Dataset records:
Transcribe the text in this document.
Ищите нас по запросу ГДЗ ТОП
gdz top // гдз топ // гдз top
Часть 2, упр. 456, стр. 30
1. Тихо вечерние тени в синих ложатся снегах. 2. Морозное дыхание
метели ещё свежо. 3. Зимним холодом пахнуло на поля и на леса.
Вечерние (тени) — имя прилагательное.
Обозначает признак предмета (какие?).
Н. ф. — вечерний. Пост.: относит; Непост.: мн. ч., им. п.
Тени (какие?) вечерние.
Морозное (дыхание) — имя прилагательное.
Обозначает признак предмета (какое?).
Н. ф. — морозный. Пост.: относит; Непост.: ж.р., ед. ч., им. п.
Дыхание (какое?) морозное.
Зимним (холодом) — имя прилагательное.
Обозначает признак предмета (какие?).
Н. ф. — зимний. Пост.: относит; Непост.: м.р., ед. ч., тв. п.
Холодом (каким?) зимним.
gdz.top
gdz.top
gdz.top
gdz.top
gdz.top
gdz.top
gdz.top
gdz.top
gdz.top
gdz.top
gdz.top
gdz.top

...

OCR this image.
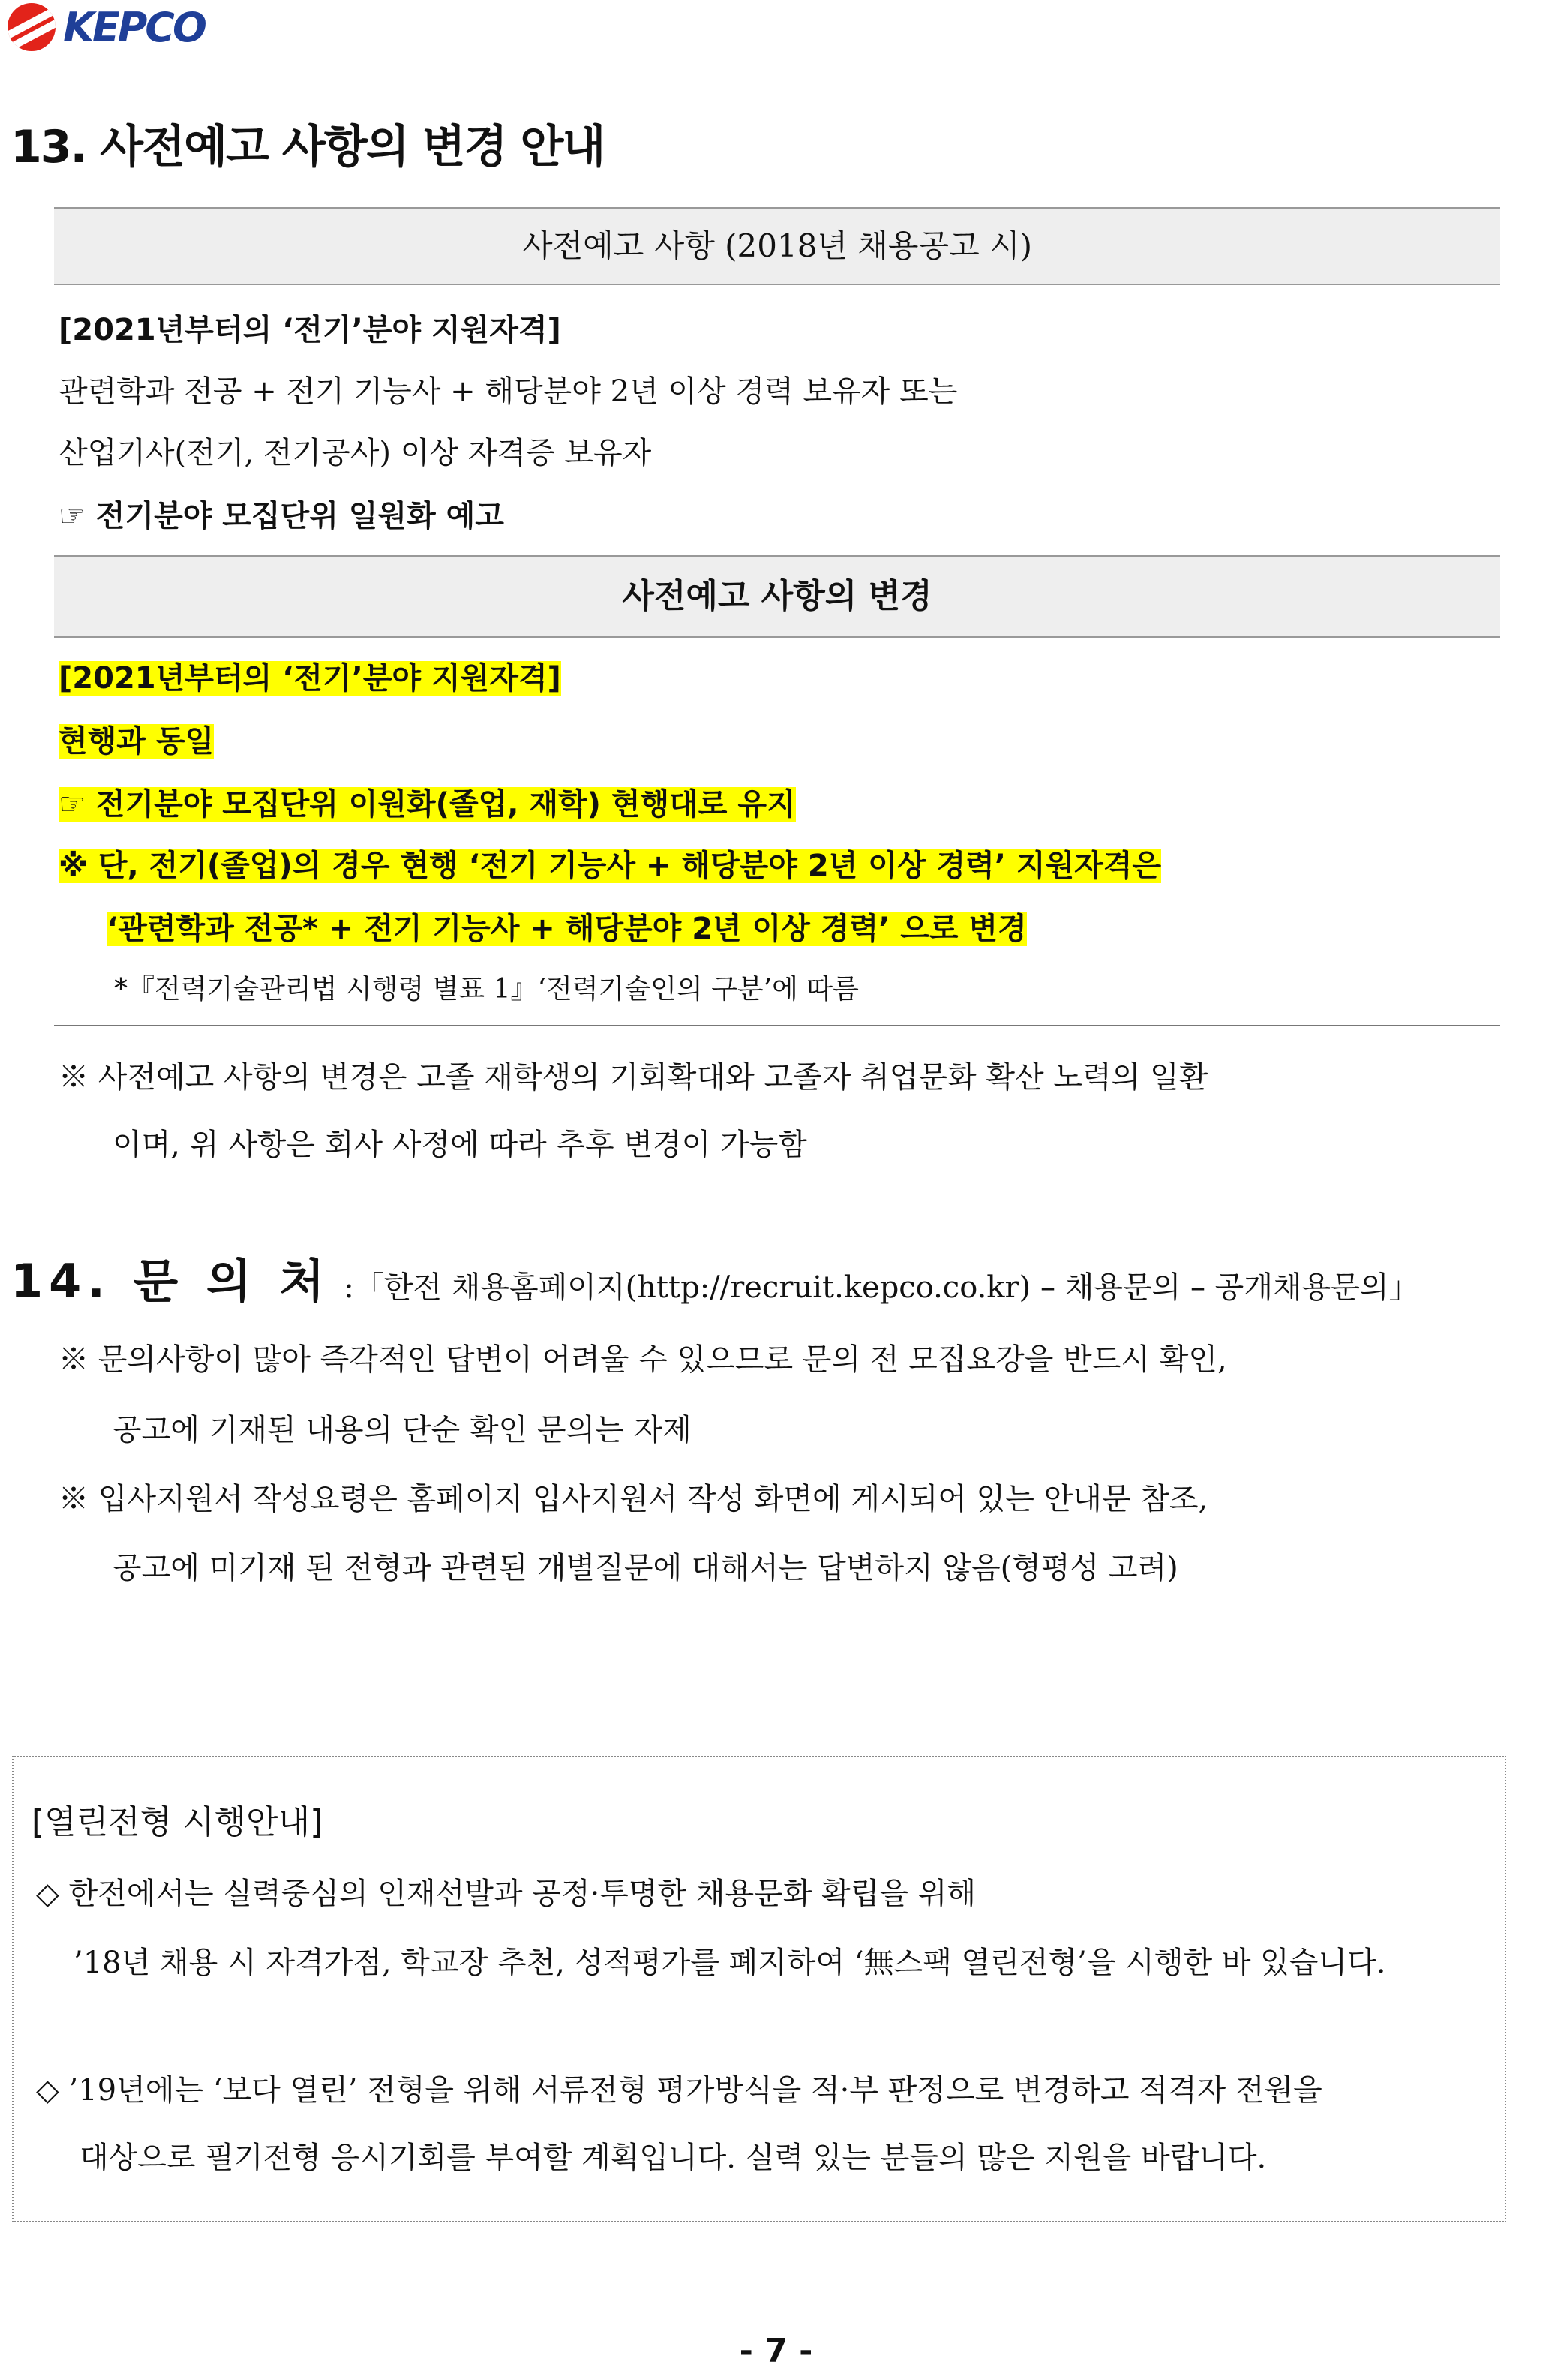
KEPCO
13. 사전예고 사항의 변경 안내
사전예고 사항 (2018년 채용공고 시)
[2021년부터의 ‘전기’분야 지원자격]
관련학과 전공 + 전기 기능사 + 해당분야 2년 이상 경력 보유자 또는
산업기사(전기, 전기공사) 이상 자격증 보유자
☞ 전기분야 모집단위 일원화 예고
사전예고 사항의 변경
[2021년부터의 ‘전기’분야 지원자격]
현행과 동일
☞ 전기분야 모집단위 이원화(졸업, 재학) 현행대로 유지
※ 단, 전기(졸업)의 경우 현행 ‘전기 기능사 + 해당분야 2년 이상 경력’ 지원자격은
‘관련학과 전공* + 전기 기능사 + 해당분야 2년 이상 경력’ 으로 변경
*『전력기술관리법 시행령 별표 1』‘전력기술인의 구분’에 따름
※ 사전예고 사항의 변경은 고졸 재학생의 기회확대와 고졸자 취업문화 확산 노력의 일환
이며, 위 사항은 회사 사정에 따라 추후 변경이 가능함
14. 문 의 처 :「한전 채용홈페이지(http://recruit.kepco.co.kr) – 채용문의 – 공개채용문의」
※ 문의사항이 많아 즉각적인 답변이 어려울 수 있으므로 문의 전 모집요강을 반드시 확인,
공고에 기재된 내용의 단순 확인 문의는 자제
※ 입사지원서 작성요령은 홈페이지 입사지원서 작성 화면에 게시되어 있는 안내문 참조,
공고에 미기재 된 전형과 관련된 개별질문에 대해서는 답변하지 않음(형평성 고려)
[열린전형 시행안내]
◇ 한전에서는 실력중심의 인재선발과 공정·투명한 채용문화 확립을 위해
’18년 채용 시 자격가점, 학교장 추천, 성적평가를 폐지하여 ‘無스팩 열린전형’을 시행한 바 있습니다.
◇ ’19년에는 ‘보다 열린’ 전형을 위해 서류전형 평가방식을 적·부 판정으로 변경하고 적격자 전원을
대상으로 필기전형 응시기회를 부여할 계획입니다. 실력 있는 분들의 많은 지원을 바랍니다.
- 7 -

Written instruction: Collect every line from the records above that contains the word "this".

Problem solution:
Transcribe the text in this document.
OCR this image.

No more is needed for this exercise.